Quote every entry word for word.

----------------------------------------

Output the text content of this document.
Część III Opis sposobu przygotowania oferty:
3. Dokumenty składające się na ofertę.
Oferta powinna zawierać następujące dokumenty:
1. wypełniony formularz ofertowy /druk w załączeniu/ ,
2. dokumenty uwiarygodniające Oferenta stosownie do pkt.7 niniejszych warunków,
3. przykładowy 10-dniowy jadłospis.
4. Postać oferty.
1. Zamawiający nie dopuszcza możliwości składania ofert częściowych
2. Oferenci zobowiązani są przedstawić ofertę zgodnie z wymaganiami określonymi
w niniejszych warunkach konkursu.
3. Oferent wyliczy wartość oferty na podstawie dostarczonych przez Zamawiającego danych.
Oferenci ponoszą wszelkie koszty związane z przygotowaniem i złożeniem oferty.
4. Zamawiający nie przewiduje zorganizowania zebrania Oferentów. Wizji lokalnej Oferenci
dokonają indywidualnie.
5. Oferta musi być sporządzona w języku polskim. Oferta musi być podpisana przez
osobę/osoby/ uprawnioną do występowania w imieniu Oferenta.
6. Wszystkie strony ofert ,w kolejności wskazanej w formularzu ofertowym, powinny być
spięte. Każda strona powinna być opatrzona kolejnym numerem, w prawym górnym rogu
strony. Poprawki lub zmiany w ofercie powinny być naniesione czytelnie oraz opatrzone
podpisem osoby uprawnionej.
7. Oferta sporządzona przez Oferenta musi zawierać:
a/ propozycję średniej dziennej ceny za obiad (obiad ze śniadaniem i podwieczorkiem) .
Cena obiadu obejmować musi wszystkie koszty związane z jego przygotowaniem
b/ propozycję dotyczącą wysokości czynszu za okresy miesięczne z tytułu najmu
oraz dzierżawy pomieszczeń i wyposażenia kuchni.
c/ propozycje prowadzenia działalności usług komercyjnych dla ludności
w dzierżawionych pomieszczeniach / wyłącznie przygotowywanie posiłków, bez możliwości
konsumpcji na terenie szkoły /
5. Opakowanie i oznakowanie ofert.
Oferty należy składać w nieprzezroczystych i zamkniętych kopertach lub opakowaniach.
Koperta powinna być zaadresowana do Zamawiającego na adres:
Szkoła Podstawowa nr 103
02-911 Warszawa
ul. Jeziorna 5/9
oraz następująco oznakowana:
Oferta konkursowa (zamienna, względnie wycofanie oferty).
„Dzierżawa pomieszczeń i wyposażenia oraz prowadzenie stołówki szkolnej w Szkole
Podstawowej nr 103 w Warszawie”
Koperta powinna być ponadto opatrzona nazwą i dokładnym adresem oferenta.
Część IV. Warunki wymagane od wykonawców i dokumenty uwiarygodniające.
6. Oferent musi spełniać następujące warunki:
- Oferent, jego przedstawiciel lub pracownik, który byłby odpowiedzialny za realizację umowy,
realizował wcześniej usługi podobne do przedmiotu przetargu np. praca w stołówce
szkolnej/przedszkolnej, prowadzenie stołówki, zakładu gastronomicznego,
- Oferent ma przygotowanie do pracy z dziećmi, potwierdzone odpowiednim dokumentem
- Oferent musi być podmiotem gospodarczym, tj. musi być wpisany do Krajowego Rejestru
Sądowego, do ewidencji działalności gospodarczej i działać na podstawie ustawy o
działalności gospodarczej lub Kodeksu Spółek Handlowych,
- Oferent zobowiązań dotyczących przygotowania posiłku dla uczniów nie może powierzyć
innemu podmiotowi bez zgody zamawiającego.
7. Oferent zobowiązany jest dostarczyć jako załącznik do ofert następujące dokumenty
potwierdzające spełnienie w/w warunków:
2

----------------------------------------

» RESULT OF THIS EXERCISE:
Output the text content of this document.
Część III Opis sposobu przygotowania oferty:
3. Dokumenty składające się na ofertę.
Oferta powinna zawierać następujące dokumenty:
1. wypełniony formularz ofertowy /druk w załączeniu/ ,
2. dokumenty uwiarygodniające Oferenta stosownie do pkt.7 niniejszych warunków,
3. przykładowy 10-dniowy jadłospis.
4. Postać oferty.
1. Zamawiający nie dopuszcza możliwości składania ofert częściowych
2. Oferenci zobowiązani są przedstawić ofertę zgodnie z wymaganiami określonymi
w niniejszych warunkach konkursu.
3. Oferent wyliczy wartość oferty na podstawie dostarczonych przez Zamawiającego danych.
Oferenci ponoszą wszelkie koszty związane z przygotowaniem i złożeniem oferty.
4. Zamawiający nie przewiduje zorganizowania zebrania Oferentów. Wizji lokalnej Oferenci
dokonają indywidualnie.
5. Oferta musi być sporządzona w języku polskim. Oferta musi być podpisana przez
osobę/osoby/ uprawnioną do występowania w imieniu Oferenta.
6. Wszystkie strony ofert ,w kolejności wskazanej w formularzu ofertowym, powinny być
spięte. Każda strona powinna być opatrzona kolejnym numerem, w prawym górnym rogu
strony. Poprawki lub zmiany w ofercie powinny być naniesione czytelnie oraz opatrzone
podpisem osoby uprawnionej.
7. Oferta sporządzona przez Oferenta musi zawierać:
a/ propozycję średniej dziennej ceny za obiad (obiad ze śniadaniem i podwieczorkiem) .
Cena obiadu obejmować musi wszystkie koszty związane z jego przygotowaniem
b/ propozycję dotyczącą wysokości czynszu za okresy miesięczne z tytułu najmu
oraz dzierżawy pomieszczeń i wyposażenia kuchni.
c/ propozycje prowadzenia działalności usług komercyjnych dla ludności
w dzierżawionych pomieszczeniach / wyłącznie przygotowywanie posiłków, bez możliwości
konsumpcji na terenie szkoły /
5. Opakowanie i oznakowanie ofert.
Oferty należy składać w nieprzezroczystych i zamkniętych kopertach lub opakowaniach.
Koperta powinna być zaadresowana do Zamawiającego na adres:
Szkoła Podstawowa nr 103
02-911 Warszawa
ul. Jeziorna 5/9
oraz następująco oznakowana:
Oferta konkursowa (zamienna, względnie wycofanie oferty).
„Dzierżawa pomieszczeń i wyposażenia oraz prowadzenie stołówki szkolnej w Szkole
Podstawowej nr 103 w Warszawie”
Koperta powinna być ponadto opatrzona nazwą i dokładnym adresem oferenta.
Część IV. Warunki wymagane od wykonawców i dokumenty uwiarygodniające.
6. Oferent musi spełniać następujące warunki:
- Oferent, jego przedstawiciel lub pracownik, który byłby odpowiedzialny za realizację umowy,
realizował wcześniej usługi podobne do przedmiotu przetargu np. praca w stołówce
szkolnej/przedszkolnej, prowadzenie stołówki, zakładu gastronomicznego,
- Oferent ma przygotowanie do pracy z dziećmi, potwierdzone odpowiednim dokumentem
- Oferent musi być podmiotem gospodarczym, tj. musi być wpisany do Krajowego Rejestru
Sądowego, do ewidencji działalności gospodarczej i działać na podstawie ustawy o
działalności gospodarczej lub Kodeksu Spółek Handlowych,
- Oferent zobowiązań dotyczących przygotowania posiłku dla uczniów nie może powierzyć
innemu podmiotowi bez zgody zamawiającego.
7. Oferent zobowiązany jest dostarczyć jako załącznik do ofert następujące dokumenty
potwierdzające spełnienie w/w warunków:
2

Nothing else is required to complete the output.